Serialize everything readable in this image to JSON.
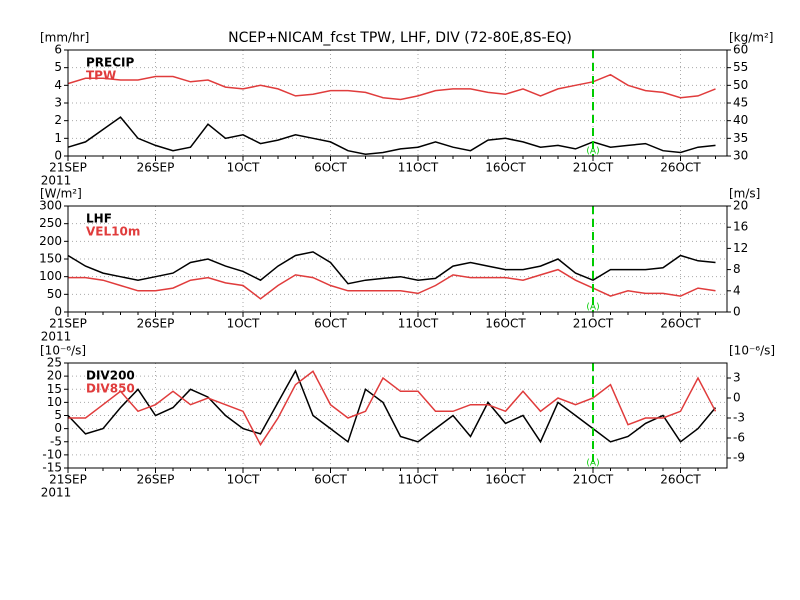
{
  "chart_data": [
    {
      "type": "line",
      "title": "NCEP+NICAM_fcst TPW, LHF, DIV (72-80E,8S-EQ)",
      "y_label": "[mm/hr]",
      "y2_label": "[kg/m²]",
      "year_label": "2011",
      "annotation": {
        "text": "(A)",
        "x": "21OCT",
        "color": "#00cc00"
      },
      "categories": [
        "21SEP",
        null,
        null,
        null,
        null,
        "26SEP",
        null,
        null,
        null,
        null,
        "1OCT",
        null,
        null,
        null,
        null,
        "6OCT",
        null,
        null,
        null,
        null,
        "11OCT",
        null,
        null,
        null,
        null,
        "16OCT",
        null,
        null,
        null,
        null,
        "21OCT",
        null,
        null,
        null,
        null,
        "26OCT",
        null,
        null
      ],
      "ylim": [
        0,
        6
      ],
      "yticks": [
        0,
        1,
        2,
        3,
        4,
        5,
        6
      ],
      "y2lim": [
        30,
        60
      ],
      "y2ticks": [
        30,
        35,
        40,
        45,
        50,
        55,
        60
      ],
      "grid": true,
      "series": [
        {
          "name": "PRECIP",
          "color": "#000000",
          "values": [
            0.5,
            0.8,
            1.5,
            2.2,
            1.0,
            0.6,
            0.3,
            0.5,
            1.8,
            1.0,
            1.2,
            0.7,
            0.9,
            1.2,
            1.0,
            0.8,
            0.3,
            0.1,
            0.2,
            0.4,
            0.5,
            0.8,
            0.5,
            0.3,
            0.9,
            1.0,
            0.8,
            0.5,
            0.6,
            0.4,
            0.8,
            0.5,
            0.6,
            0.7,
            0.3,
            0.2,
            0.5,
            0.6
          ]
        },
        {
          "name": "TPW",
          "color": "#e03c3c",
          "axis": "y2",
          "values": [
            50.5,
            52,
            52,
            51.5,
            51.5,
            52.5,
            52.5,
            51,
            51.5,
            49.5,
            49,
            50,
            49,
            47,
            47.5,
            48.5,
            48.5,
            48,
            46.5,
            46,
            47,
            48.5,
            49,
            49,
            48,
            47.5,
            49,
            47,
            49,
            50,
            51,
            53,
            50,
            48.5,
            48,
            46.5,
            47,
            49
          ]
        }
      ]
    },
    {
      "type": "line",
      "y_label": "[W/m²]",
      "y2_label": "[m/s]",
      "year_label": "2011",
      "annotation": {
        "text": "(A)",
        "x": "21OCT",
        "color": "#00cc00"
      },
      "categories": [
        "21SEP",
        null,
        null,
        null,
        null,
        "26SEP",
        null,
        null,
        null,
        null,
        "1OCT",
        null,
        null,
        null,
        null,
        "6OCT",
        null,
        null,
        null,
        null,
        "11OCT",
        null,
        null,
        null,
        null,
        "16OCT",
        null,
        null,
        null,
        null,
        "21OCT",
        null,
        null,
        null,
        null,
        "26OCT",
        null,
        null
      ],
      "ylim": [
        0,
        300
      ],
      "yticks": [
        0,
        50,
        100,
        150,
        200,
        250,
        300
      ],
      "y2lim": [
        0,
        20
      ],
      "y2ticks": [
        0,
        4,
        8,
        12,
        16,
        20
      ],
      "grid": true,
      "series": [
        {
          "name": "LHF",
          "color": "#000000",
          "values": [
            160,
            130,
            110,
            100,
            90,
            100,
            110,
            140,
            150,
            130,
            115,
            90,
            130,
            160,
            170,
            140,
            80,
            90,
            95,
            100,
            90,
            95,
            130,
            140,
            130,
            120,
            120,
            130,
            150,
            110,
            90,
            120,
            120,
            120,
            125,
            160,
            145,
            140
          ]
        },
        {
          "name": "VEL10m",
          "color": "#e03c3c",
          "axis": "y2",
          "values": [
            6.5,
            6.5,
            6,
            5,
            4,
            4,
            4.5,
            6,
            6.5,
            5.5,
            5,
            2.5,
            5,
            7,
            6.5,
            5,
            4,
            4,
            4,
            4,
            3.5,
            5,
            7,
            6.5,
            6.5,
            6.5,
            6,
            7,
            8,
            6,
            4.5,
            3,
            4,
            3.5,
            3.5,
            3,
            4.5,
            4
          ]
        }
      ]
    },
    {
      "type": "line",
      "y_label": "[10⁻⁶/s]",
      "y2_label": "[10⁻⁶/s]",
      "year_label": "2011",
      "annotation": {
        "text": "(A)",
        "x": "21OCT",
        "color": "#00cc00"
      },
      "categories": [
        "21SEP",
        null,
        null,
        null,
        null,
        "26SEP",
        null,
        null,
        null,
        null,
        "1OCT",
        null,
        null,
        null,
        null,
        "6OCT",
        null,
        null,
        null,
        null,
        "11OCT",
        null,
        null,
        null,
        null,
        "16OCT",
        null,
        null,
        null,
        null,
        "21OCT",
        null,
        null,
        null,
        null,
        "26OCT",
        null,
        null
      ],
      "ylim": [
        -15,
        25
      ],
      "yticks": [
        -15,
        -10,
        -5,
        0,
        5,
        10,
        15,
        20,
        25
      ],
      "y2lim": [
        -10.5,
        5.25
      ],
      "y2ticks": [
        -9,
        -6,
        -3,
        0,
        3
      ],
      "grid": true,
      "series": [
        {
          "name": "DIV200",
          "color": "#000000",
          "values": [
            5,
            -2,
            0,
            8,
            15,
            5,
            8,
            15,
            12,
            5,
            0,
            -2,
            10,
            22,
            5,
            0,
            -5,
            15,
            10,
            -3,
            -5,
            0,
            5,
            -3,
            10,
            2,
            5,
            -5,
            10,
            5,
            0,
            -5,
            -3,
            2,
            5,
            -5,
            0,
            8
          ]
        },
        {
          "name": "DIV850",
          "color": "#e03c3c",
          "axis": "y2",
          "values": [
            -3,
            -3,
            -1,
            1,
            -2,
            -1,
            1,
            -1,
            0,
            -1,
            -2,
            -7,
            -3,
            2,
            4,
            -1,
            -3,
            -2,
            3,
            1,
            1,
            -2,
            -2,
            -1,
            -1,
            -2,
            1,
            -2,
            0,
            -1,
            0,
            2,
            -4,
            -3,
            -3,
            -2,
            3,
            -2
          ]
        }
      ]
    }
  ]
}
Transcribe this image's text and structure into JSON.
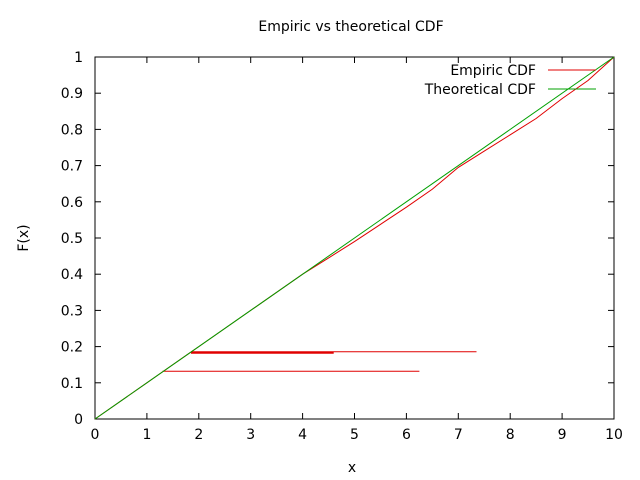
{
  "chart_data": {
    "type": "line",
    "title": "Empiric vs theoretical CDF",
    "xlabel": "x",
    "ylabel": "F(x)",
    "xlim": [
      0,
      10
    ],
    "ylim": [
      0,
      1
    ],
    "xticks": [
      "0",
      "1",
      "2",
      "3",
      "4",
      "5",
      "6",
      "7",
      "8",
      "9",
      "10"
    ],
    "yticks": [
      "0",
      "0.1",
      "0.2",
      "0.3",
      "0.4",
      "0.5",
      "0.6",
      "0.7",
      "0.8",
      "0.9",
      "1"
    ],
    "grid": false,
    "legend_position": "top-right",
    "series": [
      {
        "name": "Empiric CDF",
        "color": "#e00000",
        "segments": [
          [
            [
              0,
              0
            ],
            [
              1,
              0.1
            ],
            [
              1.3,
              0.13
            ],
            [
              1.8,
              0.18
            ],
            [
              2,
              0.2
            ],
            [
              3,
              0.3
            ],
            [
              4,
              0.4
            ],
            [
              4.5,
              0.445
            ],
            [
              5,
              0.49
            ],
            [
              6,
              0.585
            ],
            [
              6.5,
              0.635
            ],
            [
              7,
              0.695
            ],
            [
              7.5,
              0.74
            ],
            [
              8,
              0.785
            ],
            [
              8.5,
              0.83
            ],
            [
              9,
              0.885
            ],
            [
              9.5,
              0.935
            ],
            [
              10,
              1
            ]
          ],
          [
            [
              1.3,
              0.132
            ],
            [
              6.25,
              0.132
            ]
          ],
          [
            [
              1.85,
              0.183
            ],
            [
              4.6,
              0.183
            ]
          ],
          [
            [
              1.85,
              0.186
            ],
            [
              7.35,
              0.186
            ]
          ]
        ]
      },
      {
        "name": "Theoretical CDF",
        "color": "#00a000",
        "segments": [
          [
            [
              0,
              0
            ],
            [
              10,
              1
            ]
          ]
        ]
      }
    ]
  }
}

· · ·

*Directions*
Gather up, from the records above, each line where the word "name" appears.

*Result of this task*
          "name": "PRECIP",
          "name": "TPW",
          "name": "LHF",
          "name": "VEL10m",
          "name": "DIV200",
          "name": "DIV850",
        "name": "Empiric CDF",
        "name": "Theoretical CDF",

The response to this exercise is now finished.